## Exercise
Take the material below and retype it in full; pictures are left out.
======== The input
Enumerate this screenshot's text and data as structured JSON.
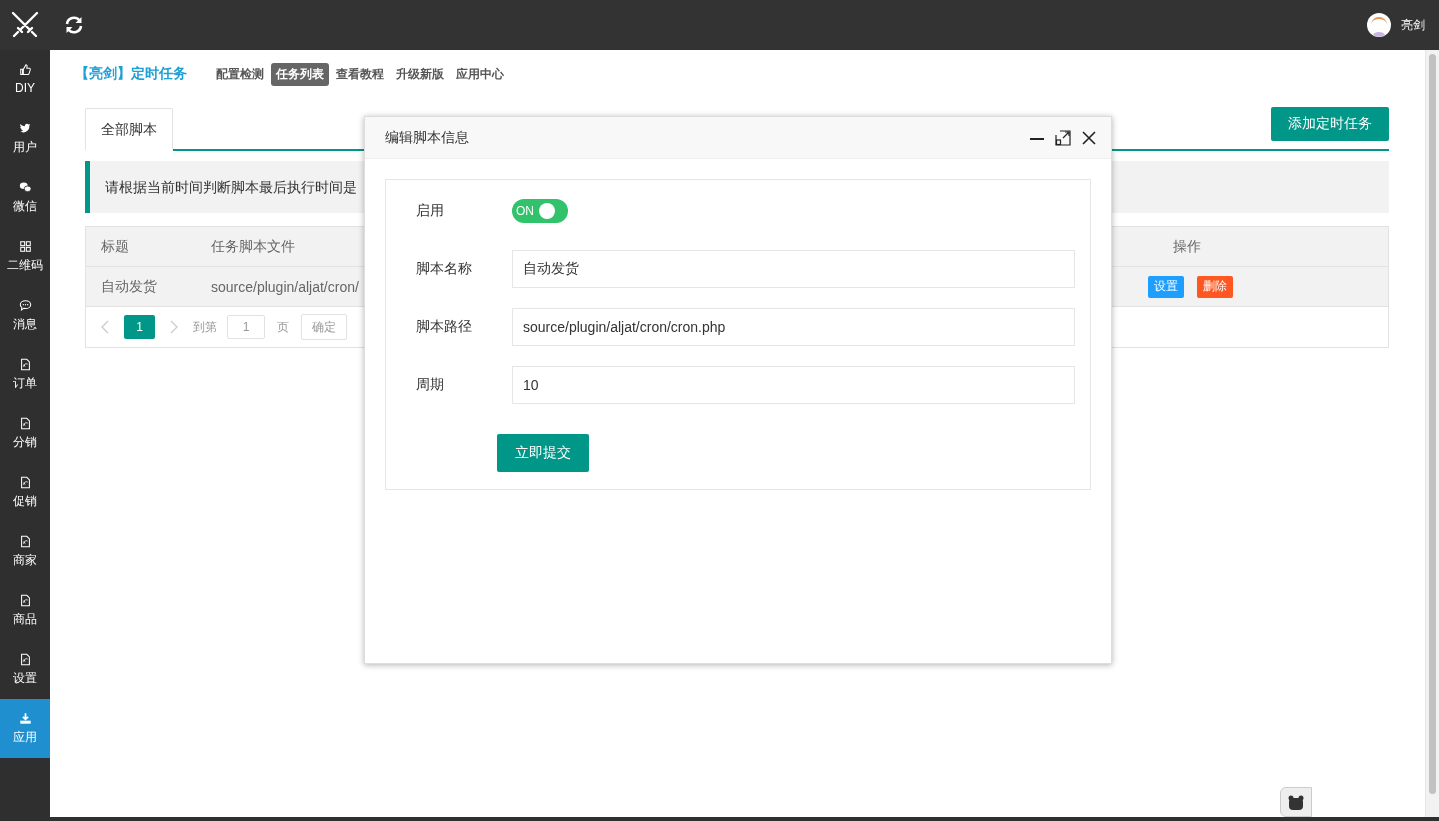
{
  "header": {
    "user_name": "亮剑"
  },
  "sidebar": {
    "items": [
      {
        "label": "DIY",
        "kind": "thumb",
        "selected": false
      },
      {
        "label": "用户",
        "kind": "bird",
        "selected": false
      },
      {
        "label": "微信",
        "kind": "chat",
        "selected": false
      },
      {
        "label": "二维码",
        "kind": "grid",
        "selected": false
      },
      {
        "label": "消息",
        "kind": "bubble",
        "selected": false
      },
      {
        "label": "订单",
        "kind": "doc",
        "selected": false
      },
      {
        "label": "分销",
        "kind": "doc",
        "selected": false
      },
      {
        "label": "促销",
        "kind": "doc",
        "selected": false
      },
      {
        "label": "商家",
        "kind": "doc",
        "selected": false
      },
      {
        "label": "商品",
        "kind": "doc",
        "selected": false
      },
      {
        "label": "设置",
        "kind": "doc",
        "selected": false
      },
      {
        "label": "应用",
        "kind": "download",
        "selected": true
      }
    ]
  },
  "page": {
    "title": "【亮剑】定时任务",
    "nav": [
      {
        "label": "配置检测",
        "selected": false
      },
      {
        "label": "任务列表",
        "selected": true
      },
      {
        "label": "查看教程",
        "selected": false
      },
      {
        "label": "升级新版",
        "selected": false
      },
      {
        "label": "应用中心",
        "selected": false
      }
    ]
  },
  "tabs": [
    {
      "label": "全部脚本",
      "selected": true
    }
  ],
  "add_button": "添加定时任务",
  "notice": "请根据当前时间判断脚本最后执行时间是",
  "table": {
    "columns": [
      "标题",
      "任务脚本文件",
      "操作"
    ],
    "rows": [
      {
        "title": "自动发货",
        "script_file": "source/plugin/aljat/cron/",
        "actions": [
          {
            "label": "设置",
            "kind": "edit"
          },
          {
            "label": "删除",
            "kind": "delete"
          }
        ]
      }
    ]
  },
  "pagination": {
    "pages": [
      {
        "label": "1",
        "selected": true
      }
    ],
    "goto_label": "到第",
    "page_input": "1",
    "page_unit": "页",
    "confirm": "确定"
  },
  "dialog": {
    "title": "编辑脚本信息",
    "fields": [
      {
        "kind": "switch",
        "label": "启用",
        "on": true,
        "text": "ON"
      },
      {
        "kind": "text",
        "label": "脚本名称",
        "value": "自动发货"
      },
      {
        "kind": "text",
        "label": "脚本路径",
        "value": "source/plugin/aljat/cron/cron.php"
      },
      {
        "kind": "text",
        "label": "周期",
        "value": "10"
      }
    ],
    "submit": "立即提交"
  }
}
================
## Completed exercise
Enumerate this screenshot's text and data as structured JSON.
{
  "header": {
    "user_name": "亮剑"
  },
  "sidebar": {
    "items": [
      {
        "label": "DIY",
        "kind": "thumb",
        "selected": false
      },
      {
        "label": "用户",
        "kind": "bird",
        "selected": false
      },
      {
        "label": "微信",
        "kind": "chat",
        "selected": false
      },
      {
        "label": "二维码",
        "kind": "grid",
        "selected": false
      },
      {
        "label": "消息",
        "kind": "bubble",
        "selected": false
      },
      {
        "label": "订单",
        "kind": "doc",
        "selected": false
      },
      {
        "label": "分销",
        "kind": "doc",
        "selected": false
      },
      {
        "label": "促销",
        "kind": "doc",
        "selected": false
      },
      {
        "label": "商家",
        "kind": "doc",
        "selected": false
      },
      {
        "label": "商品",
        "kind": "doc",
        "selected": false
      },
      {
        "label": "设置",
        "kind": "doc",
        "selected": false
      },
      {
        "label": "应用",
        "kind": "download",
        "selected": true
      }
    ]
  },
  "page": {
    "title": "【亮剑】定时任务",
    "nav": [
      {
        "label": "配置检测",
        "selected": false
      },
      {
        "label": "任务列表",
        "selected": true
      },
      {
        "label": "查看教程",
        "selected": false
      },
      {
        "label": "升级新版",
        "selected": false
      },
      {
        "label": "应用中心",
        "selected": false
      }
    ]
  },
  "tabs": [
    {
      "label": "全部脚本",
      "selected": true
    }
  ],
  "add_button": "添加定时任务",
  "notice": "请根据当前时间判断脚本最后执行时间是",
  "table": {
    "columns": [
      "标题",
      "任务脚本文件",
      "操作"
    ],
    "rows": [
      {
        "title": "自动发货",
        "script_file": "source/plugin/aljat/cron/",
        "actions": [
          {
            "label": "设置",
            "kind": "edit"
          },
          {
            "label": "删除",
            "kind": "delete"
          }
        ]
      }
    ]
  },
  "pagination": {
    "pages": [
      {
        "label": "1",
        "selected": true
      }
    ],
    "goto_label": "到第",
    "page_input": "1",
    "page_unit": "页",
    "confirm": "确定"
  },
  "dialog": {
    "title": "编辑脚本信息",
    "fields": [
      {
        "kind": "switch",
        "label": "启用",
        "on": true,
        "text": "ON"
      },
      {
        "kind": "text",
        "label": "脚本名称",
        "value": "自动发货"
      },
      {
        "kind": "text",
        "label": "脚本路径",
        "value": "source/plugin/aljat/cron/cron.php"
      },
      {
        "kind": "text",
        "label": "周期",
        "value": "10"
      }
    ],
    "submit": "立即提交"
  }
}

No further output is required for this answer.